Set problem> Repeat the material exactly, every line of it.

Figure content listings
** start **

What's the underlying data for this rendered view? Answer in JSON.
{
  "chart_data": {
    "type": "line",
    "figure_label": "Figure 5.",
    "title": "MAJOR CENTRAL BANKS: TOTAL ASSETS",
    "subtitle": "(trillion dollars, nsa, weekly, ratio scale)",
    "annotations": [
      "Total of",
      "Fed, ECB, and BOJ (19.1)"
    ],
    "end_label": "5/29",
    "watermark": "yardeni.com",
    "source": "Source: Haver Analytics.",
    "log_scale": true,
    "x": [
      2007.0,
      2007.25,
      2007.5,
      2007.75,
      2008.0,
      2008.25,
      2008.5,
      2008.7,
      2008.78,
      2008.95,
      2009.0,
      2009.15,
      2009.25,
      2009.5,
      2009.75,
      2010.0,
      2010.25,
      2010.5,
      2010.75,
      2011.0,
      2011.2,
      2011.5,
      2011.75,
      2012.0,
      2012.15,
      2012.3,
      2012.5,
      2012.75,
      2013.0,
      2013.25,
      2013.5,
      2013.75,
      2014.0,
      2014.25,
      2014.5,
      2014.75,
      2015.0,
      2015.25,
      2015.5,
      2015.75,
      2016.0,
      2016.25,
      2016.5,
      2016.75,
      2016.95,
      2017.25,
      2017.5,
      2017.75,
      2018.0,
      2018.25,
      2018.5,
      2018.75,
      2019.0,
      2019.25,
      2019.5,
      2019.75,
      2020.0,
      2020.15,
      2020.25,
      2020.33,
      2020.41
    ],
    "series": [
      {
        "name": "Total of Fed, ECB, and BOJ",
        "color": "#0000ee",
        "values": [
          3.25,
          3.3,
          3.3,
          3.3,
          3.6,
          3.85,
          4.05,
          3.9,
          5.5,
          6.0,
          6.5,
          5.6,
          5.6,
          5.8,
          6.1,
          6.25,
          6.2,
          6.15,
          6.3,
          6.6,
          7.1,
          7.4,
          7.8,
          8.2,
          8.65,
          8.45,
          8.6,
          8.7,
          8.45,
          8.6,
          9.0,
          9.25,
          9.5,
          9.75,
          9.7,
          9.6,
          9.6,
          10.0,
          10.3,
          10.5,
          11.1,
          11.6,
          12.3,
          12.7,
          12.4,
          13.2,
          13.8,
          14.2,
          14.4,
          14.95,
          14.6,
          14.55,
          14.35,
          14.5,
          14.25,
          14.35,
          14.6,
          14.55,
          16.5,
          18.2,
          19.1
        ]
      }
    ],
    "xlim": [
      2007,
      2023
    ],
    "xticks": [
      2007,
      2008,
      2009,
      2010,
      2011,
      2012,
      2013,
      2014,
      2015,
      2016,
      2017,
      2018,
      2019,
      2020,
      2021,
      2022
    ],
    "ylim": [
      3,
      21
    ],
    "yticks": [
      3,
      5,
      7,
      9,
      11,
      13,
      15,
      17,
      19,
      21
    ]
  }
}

** end **

Solved problem>
What's the underlying data for this rendered view? Answer in JSON.
{
  "chart_data": {
    "type": "line",
    "figure_label": "Figure 5.",
    "title": "MAJOR CENTRAL BANKS: TOTAL ASSETS",
    "subtitle": "(trillion dollars, nsa, weekly, ratio scale)",
    "annotations": [
      "Total of",
      "Fed, ECB, and BOJ (19.1)"
    ],
    "end_label": "5/29",
    "watermark": "yardeni.com",
    "source": "Source: Haver Analytics.",
    "log_scale": true,
    "x": [
      2007.0,
      2007.25,
      2007.5,
      2007.75,
      2008.0,
      2008.25,
      2008.5,
      2008.7,
      2008.78,
      2008.95,
      2009.0,
      2009.15,
      2009.25,
      2009.5,
      2009.75,
      2010.0,
      2010.25,
      2010.5,
      2010.75,
      2011.0,
      2011.2,
      2011.5,
      2011.75,
      2012.0,
      2012.15,
      2012.3,
      2012.5,
      2012.75,
      2013.0,
      2013.25,
      2013.5,
      2013.75,
      2014.0,
      2014.25,
      2014.5,
      2014.75,
      2015.0,
      2015.25,
      2015.5,
      2015.75,
      2016.0,
      2016.25,
      2016.5,
      2016.75,
      2016.95,
      2017.25,
      2017.5,
      2017.75,
      2018.0,
      2018.25,
      2018.5,
      2018.75,
      2019.0,
      2019.25,
      2019.5,
      2019.75,
      2020.0,
      2020.15,
      2020.25,
      2020.33,
      2020.41
    ],
    "series": [
      {
        "name": "Total of Fed, ECB, and BOJ",
        "color": "#0000ee",
        "values": [
          3.25,
          3.3,
          3.3,
          3.3,
          3.6,
          3.85,
          4.05,
          3.9,
          5.5,
          6.0,
          6.5,
          5.6,
          5.6,
          5.8,
          6.1,
          6.25,
          6.2,
          6.15,
          6.3,
          6.6,
          7.1,
          7.4,
          7.8,
          8.2,
          8.65,
          8.45,
          8.6,
          8.7,
          8.45,
          8.6,
          9.0,
          9.25,
          9.5,
          9.75,
          9.7,
          9.6,
          9.6,
          10.0,
          10.3,
          10.5,
          11.1,
          11.6,
          12.3,
          12.7,
          12.4,
          13.2,
          13.8,
          14.2,
          14.4,
          14.95,
          14.6,
          14.55,
          14.35,
          14.5,
          14.25,
          14.35,
          14.6,
          14.55,
          16.5,
          18.2,
          19.1
        ]
      }
    ],
    "xlim": [
      2007,
      2023
    ],
    "xticks": [
      2007,
      2008,
      2009,
      2010,
      2011,
      2012,
      2013,
      2014,
      2015,
      2016,
      2017,
      2018,
      2019,
      2020,
      2021,
      2022
    ],
    "ylim": [
      3,
      21
    ],
    "yticks": [
      3,
      5,
      7,
      9,
      11,
      13,
      15,
      17,
      19,
      21
    ]
  }
}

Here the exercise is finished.